TASKS FOR THIS EXERCISE
a – Answer these about the post on reading and writing PDFs, one answer per line, marked (i), (ii), (iii):
(i) Which Amazon product is named as having failed to perfect PDF extraction?
(ii) Which library does the post say it will use?
(iii) What two layers does PDF maintain?
b – Go on with the post on reading and writing PDFs, starting right after its last line.

QUOTED PASSAGE
Reading & Writing to PDFs

3 minute read

Motivation for the Post

PDF extraction is admittedly a tough engineering task. I know people who founded startups offering PDF extraction services and failed. Hey, it’s not their fault. Even, Amazon failed to perfect it through its product Textract.

There are some beautiful libraries out there trying to perfect the process as much as possible. However, I didn’t find a tool that could help me end-to-end in preserving the structure i.e headings, annotations and writing back to the PDF. I found an ensemble of tools each better at individual tasks but stitching them together is a tough task. After dedicating good amount of time, I was able to zero-down all my requirements to one tool albeit it requires some coding from you.

So, this post helps you understand how PDF works and what you can/cannot do with it. Note: I’ll be using PyMuPDF in this post.

Understanding PDF

What makes PDF parsing (Portable Document Format) so difficult is its way of storing the data. For instance, do you (90s kids especially) remember cutting celebrities’ photos from newspapers and pasting them on a page/chart? PDF is inspired from the same methodology. Every word/character is just pasted on a blank page w.r.t coordinate system. So unlike your HTML/XML format, you can’t simply find a table by looking at tags because there are no tags. This problem is also reflected & discussed in the recent efforts of Camelot and Tabula.

Coming back to the question of how storage is done, it is coordinates. Yes, we’ll get back to why that’s the case in just a minute. Also, note that PDF maintains two layers - Data Layer and Metadata layer for storing different types of data.

PDF layering — **Figure 1:** *How PDF stores data in layers*.

Let’s understand it better using this PDF.

PDF Sample — **Figure 2:** *Sample PDF file*.

DATA EXTRACT
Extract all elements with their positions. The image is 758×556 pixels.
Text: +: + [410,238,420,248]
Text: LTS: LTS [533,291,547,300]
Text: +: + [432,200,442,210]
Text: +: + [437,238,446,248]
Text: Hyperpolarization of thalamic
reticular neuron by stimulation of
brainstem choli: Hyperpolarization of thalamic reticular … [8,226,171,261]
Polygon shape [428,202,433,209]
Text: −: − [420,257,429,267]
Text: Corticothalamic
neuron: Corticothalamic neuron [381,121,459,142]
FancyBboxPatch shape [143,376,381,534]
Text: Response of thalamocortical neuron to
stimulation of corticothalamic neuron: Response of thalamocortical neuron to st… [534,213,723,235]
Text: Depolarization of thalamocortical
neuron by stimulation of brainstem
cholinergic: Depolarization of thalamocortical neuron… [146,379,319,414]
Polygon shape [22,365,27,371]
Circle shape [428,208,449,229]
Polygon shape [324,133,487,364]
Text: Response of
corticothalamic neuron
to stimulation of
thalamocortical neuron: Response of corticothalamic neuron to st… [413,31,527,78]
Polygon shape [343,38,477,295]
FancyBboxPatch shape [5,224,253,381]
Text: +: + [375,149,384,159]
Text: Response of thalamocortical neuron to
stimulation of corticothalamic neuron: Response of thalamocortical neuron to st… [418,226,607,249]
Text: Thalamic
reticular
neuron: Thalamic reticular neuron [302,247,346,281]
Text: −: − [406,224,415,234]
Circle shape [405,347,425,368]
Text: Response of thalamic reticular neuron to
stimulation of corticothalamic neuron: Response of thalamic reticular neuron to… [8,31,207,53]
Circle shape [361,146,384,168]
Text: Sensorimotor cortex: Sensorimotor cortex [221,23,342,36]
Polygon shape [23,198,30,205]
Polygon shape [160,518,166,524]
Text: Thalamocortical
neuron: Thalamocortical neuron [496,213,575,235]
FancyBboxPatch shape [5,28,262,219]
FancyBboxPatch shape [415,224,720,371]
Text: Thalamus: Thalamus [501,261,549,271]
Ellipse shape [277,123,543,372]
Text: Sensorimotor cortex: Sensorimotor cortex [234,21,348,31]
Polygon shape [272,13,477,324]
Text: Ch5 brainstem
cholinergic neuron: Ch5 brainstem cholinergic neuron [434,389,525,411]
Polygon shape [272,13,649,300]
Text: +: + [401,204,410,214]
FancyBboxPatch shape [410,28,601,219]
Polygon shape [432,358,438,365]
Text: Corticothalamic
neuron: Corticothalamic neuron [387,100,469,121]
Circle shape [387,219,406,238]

RESPONSES TO THE EXERCISE
a –
(i) Textract
(ii) PyMuPDF
(iii) Data Layer and Metadata layer

b –
For brevity, narrow down our understanding of Data Layer to Words and Metadata to Annotations/Highlights. Now, I have highlighted some portion of the PDF to obtain both layers with some code.

Sample Highlight — **Figure 3:** *Highlighting some portion of PDF*.

1. Reading

1.1 Getting words’ info

import fitz

pdf_filename = "sample-highlight.pdf"
page_number = 0

doc = fitz.open(f'{pdf_filename}') # Read the file as doc
page1 = doc[page_numer] # Get the page object
page1_info = page1.getText("words") # Get Text from a particular page as a list of words.

print(page1_info)

.getText("words") gives word-level information i.e [rectangle/bounding-box of the word, word, paragraph #, line #, position in line]

[
    (x1, y1, x2, y2, word, paragraph #, line #, word-position)
    (72.02, 92.64, 90.91, 106.38, 'This', 1, 0, 0),
    (93.69, 92.64, 100.91, 106.38, 'is', 1, 0, 1),
    (103.69, 92.64, 109.25, 106.38, 'a', 1, 0, 2),
    (112.03, 92.64, 135.36, 106.38, 'small', 1, 0, 3),
    (138.14, 92.64, 201.50, 106.38, 'demonstration', 1, 0, 4),
    (204.28, 92.64, 220.96, 106.38, '.pdf', 1, 0, 5),
    (223.74, 92.64, 236.52, 106.38, 'file', 1, 0, 6),
    (239.30, 92.64, 242.63, 106.38, '-', 1, 0, 7),
    ...
]

1.2. Getting Highlights

.annots() gives information about each annotation i.e [Type of annotation - Highlight/Text, Rectangle of the highlight].

for annot in doc[0].annots():
    print(annot)
    print(annot.info)
    print(annot.rect)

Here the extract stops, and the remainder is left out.